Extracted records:
□ □ □ □ □ □ □
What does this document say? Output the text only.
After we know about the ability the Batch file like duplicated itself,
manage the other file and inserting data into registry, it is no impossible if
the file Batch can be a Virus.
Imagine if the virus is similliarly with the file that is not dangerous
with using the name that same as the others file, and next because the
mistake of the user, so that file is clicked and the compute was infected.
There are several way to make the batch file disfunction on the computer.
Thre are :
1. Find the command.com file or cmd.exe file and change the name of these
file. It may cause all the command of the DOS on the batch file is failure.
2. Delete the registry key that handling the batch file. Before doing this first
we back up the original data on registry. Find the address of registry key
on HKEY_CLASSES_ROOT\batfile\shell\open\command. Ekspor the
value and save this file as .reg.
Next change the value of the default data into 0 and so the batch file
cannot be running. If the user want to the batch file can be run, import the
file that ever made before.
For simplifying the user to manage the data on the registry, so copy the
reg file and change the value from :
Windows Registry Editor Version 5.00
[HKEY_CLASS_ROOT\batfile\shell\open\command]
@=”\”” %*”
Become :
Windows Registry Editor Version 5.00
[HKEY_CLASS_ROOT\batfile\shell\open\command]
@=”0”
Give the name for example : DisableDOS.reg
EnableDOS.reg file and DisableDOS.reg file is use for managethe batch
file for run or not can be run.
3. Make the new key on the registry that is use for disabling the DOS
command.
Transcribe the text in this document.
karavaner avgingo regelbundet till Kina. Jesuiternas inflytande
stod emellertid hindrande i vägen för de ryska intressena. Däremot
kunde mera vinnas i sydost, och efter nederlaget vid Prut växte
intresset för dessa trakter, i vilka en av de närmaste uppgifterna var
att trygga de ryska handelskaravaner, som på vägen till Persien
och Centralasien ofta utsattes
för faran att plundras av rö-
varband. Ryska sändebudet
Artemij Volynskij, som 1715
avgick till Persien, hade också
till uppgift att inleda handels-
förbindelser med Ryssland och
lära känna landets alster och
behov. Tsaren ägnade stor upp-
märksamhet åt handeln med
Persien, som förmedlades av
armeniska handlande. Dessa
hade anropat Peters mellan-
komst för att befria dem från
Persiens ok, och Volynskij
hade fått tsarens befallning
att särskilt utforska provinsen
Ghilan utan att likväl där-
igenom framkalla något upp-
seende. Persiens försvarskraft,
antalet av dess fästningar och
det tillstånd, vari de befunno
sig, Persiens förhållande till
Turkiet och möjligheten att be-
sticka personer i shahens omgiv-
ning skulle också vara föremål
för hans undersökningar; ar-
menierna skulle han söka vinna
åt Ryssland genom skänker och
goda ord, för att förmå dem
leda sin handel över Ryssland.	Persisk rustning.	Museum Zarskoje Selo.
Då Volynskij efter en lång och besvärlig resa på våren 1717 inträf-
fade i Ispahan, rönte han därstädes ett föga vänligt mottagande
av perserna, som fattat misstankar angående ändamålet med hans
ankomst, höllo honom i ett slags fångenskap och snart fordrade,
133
□ □ □ □ □ □ □
Go through the data and gather every line that holds "this".

**Task response**
What does this document say? Output the text only.
2. Delete the registry key that handling the batch file. Before doing this first
value and save this file as .reg.
Transcribe the text in this document.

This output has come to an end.